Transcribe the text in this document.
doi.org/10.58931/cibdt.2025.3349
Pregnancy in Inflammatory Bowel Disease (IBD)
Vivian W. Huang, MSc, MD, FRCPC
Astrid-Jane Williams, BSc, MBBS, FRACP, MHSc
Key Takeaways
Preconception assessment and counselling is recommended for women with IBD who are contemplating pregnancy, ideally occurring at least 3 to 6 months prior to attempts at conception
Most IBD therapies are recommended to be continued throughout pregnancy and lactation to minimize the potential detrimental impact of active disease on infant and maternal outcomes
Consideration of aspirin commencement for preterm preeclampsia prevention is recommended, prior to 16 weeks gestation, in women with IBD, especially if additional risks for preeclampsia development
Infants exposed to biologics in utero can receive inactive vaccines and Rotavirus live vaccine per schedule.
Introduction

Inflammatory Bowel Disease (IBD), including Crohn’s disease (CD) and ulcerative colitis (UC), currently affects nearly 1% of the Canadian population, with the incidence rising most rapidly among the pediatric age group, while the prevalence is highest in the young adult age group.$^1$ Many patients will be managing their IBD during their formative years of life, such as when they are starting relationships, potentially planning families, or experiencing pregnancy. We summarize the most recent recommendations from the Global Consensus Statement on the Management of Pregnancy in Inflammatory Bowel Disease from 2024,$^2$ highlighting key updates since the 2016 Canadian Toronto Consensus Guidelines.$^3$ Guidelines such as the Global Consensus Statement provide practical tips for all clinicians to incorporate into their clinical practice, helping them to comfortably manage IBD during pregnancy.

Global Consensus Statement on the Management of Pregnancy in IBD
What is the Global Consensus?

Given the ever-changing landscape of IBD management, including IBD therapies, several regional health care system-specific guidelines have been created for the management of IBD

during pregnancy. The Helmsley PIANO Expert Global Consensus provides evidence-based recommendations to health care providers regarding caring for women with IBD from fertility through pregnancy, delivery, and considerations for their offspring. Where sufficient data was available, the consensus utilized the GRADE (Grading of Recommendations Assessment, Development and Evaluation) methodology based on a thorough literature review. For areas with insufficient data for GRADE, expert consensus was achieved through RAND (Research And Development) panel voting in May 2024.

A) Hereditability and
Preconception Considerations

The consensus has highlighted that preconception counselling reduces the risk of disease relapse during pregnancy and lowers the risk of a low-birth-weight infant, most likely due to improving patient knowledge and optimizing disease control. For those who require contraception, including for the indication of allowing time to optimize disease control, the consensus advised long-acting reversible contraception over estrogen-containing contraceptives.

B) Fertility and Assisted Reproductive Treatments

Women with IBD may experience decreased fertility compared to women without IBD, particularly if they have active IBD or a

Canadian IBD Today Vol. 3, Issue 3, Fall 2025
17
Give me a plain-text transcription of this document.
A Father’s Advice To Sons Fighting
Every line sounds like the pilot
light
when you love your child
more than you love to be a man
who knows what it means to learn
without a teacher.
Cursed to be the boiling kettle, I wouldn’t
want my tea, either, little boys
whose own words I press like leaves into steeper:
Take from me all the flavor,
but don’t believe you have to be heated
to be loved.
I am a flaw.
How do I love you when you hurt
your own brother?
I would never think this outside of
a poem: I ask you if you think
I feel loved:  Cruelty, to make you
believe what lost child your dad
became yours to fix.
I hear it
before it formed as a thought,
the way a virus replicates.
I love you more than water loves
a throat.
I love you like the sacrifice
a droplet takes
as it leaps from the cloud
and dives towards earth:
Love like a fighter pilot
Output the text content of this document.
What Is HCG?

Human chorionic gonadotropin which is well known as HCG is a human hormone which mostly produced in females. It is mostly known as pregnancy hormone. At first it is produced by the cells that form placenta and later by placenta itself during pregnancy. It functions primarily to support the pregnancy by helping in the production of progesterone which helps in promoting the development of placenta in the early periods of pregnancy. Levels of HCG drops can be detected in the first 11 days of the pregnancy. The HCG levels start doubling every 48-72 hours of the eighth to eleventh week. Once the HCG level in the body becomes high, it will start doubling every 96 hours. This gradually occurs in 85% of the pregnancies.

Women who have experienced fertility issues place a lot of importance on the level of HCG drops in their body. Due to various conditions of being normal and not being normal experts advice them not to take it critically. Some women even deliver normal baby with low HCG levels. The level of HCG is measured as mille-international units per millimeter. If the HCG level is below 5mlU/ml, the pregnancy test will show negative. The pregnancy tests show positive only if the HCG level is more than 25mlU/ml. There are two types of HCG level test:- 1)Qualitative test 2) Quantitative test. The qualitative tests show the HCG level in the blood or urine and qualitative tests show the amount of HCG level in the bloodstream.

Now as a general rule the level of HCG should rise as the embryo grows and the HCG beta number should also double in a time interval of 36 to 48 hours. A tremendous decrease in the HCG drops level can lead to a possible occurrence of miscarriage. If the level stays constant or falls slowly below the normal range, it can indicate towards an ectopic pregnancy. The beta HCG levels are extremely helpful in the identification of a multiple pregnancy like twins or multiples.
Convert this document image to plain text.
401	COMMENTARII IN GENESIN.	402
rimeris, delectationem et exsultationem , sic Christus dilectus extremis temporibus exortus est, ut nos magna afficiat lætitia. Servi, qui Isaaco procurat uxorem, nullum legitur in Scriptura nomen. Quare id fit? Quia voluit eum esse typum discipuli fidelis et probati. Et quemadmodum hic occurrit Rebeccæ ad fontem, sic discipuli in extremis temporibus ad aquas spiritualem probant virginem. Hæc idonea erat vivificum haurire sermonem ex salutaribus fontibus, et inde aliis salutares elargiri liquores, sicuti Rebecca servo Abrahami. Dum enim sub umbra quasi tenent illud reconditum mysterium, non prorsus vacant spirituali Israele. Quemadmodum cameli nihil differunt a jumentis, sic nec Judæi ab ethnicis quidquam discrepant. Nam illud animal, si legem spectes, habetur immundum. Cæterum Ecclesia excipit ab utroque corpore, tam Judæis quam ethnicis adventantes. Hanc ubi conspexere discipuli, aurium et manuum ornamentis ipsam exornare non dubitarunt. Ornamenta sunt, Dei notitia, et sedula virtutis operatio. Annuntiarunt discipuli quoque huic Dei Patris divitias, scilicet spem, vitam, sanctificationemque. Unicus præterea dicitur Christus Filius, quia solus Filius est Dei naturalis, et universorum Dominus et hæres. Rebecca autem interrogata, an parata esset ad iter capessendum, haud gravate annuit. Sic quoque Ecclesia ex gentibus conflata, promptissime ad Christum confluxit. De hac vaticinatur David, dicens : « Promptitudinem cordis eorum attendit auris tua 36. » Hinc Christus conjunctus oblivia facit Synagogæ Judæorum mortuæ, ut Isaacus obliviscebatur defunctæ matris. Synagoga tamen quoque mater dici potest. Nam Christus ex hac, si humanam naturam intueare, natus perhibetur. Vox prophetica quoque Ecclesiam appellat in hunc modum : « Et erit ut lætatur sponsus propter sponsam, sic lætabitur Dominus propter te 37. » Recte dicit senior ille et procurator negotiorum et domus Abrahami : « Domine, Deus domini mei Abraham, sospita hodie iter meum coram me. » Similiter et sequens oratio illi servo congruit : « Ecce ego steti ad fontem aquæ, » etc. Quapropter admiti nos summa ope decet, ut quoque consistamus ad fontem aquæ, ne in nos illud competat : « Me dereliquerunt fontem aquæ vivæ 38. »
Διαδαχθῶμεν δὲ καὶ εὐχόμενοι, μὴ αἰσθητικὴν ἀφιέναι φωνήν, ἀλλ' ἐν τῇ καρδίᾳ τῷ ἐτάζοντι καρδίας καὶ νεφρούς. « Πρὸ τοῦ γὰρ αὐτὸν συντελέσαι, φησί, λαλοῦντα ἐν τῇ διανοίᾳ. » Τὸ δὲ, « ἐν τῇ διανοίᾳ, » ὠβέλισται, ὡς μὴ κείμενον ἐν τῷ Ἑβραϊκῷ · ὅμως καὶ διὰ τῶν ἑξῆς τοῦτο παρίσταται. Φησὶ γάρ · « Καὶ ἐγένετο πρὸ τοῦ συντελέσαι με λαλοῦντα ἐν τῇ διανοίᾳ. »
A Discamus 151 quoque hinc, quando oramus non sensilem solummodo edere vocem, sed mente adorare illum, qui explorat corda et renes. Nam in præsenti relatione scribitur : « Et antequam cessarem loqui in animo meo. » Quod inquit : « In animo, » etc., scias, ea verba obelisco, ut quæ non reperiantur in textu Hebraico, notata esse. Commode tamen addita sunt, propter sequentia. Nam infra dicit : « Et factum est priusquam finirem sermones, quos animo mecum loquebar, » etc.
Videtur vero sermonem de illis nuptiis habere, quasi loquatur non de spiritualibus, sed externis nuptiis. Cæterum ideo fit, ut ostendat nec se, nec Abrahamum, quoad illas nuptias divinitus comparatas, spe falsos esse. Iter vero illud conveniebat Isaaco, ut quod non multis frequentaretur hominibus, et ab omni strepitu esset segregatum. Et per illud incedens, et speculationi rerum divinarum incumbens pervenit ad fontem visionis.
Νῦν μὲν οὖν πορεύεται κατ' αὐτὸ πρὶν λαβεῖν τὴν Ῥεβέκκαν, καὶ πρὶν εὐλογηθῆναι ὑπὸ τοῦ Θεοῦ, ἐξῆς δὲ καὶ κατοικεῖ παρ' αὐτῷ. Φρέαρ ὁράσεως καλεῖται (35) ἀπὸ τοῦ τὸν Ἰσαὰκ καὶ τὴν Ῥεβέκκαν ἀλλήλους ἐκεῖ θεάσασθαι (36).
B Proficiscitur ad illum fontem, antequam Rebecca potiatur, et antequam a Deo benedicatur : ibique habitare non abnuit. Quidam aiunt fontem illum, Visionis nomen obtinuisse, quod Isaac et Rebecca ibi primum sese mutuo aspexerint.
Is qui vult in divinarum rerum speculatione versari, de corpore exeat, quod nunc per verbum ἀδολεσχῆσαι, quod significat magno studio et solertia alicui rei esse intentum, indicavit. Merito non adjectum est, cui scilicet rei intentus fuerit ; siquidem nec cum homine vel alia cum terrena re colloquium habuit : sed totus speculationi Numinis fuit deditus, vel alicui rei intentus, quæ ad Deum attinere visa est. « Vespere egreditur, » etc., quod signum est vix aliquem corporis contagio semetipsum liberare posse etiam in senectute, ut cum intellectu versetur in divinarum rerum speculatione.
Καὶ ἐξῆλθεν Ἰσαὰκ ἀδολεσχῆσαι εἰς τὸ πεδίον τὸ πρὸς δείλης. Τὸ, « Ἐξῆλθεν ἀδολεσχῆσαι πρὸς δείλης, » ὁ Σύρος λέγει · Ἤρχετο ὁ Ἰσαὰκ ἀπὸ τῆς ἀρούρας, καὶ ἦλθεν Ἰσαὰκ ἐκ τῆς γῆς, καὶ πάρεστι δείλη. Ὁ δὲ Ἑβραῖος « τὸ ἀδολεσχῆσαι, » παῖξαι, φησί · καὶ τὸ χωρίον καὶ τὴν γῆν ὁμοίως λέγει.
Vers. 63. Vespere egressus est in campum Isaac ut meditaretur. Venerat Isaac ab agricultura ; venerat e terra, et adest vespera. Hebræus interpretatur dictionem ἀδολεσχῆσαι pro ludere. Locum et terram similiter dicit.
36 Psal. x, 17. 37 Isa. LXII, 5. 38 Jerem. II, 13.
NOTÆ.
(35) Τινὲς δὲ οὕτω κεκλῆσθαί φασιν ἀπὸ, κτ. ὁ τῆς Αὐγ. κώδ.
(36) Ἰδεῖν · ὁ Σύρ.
======
Check each line of the data above for the word "loved" and state how many lines contain it, with no other text.

Answer to the exercise:
2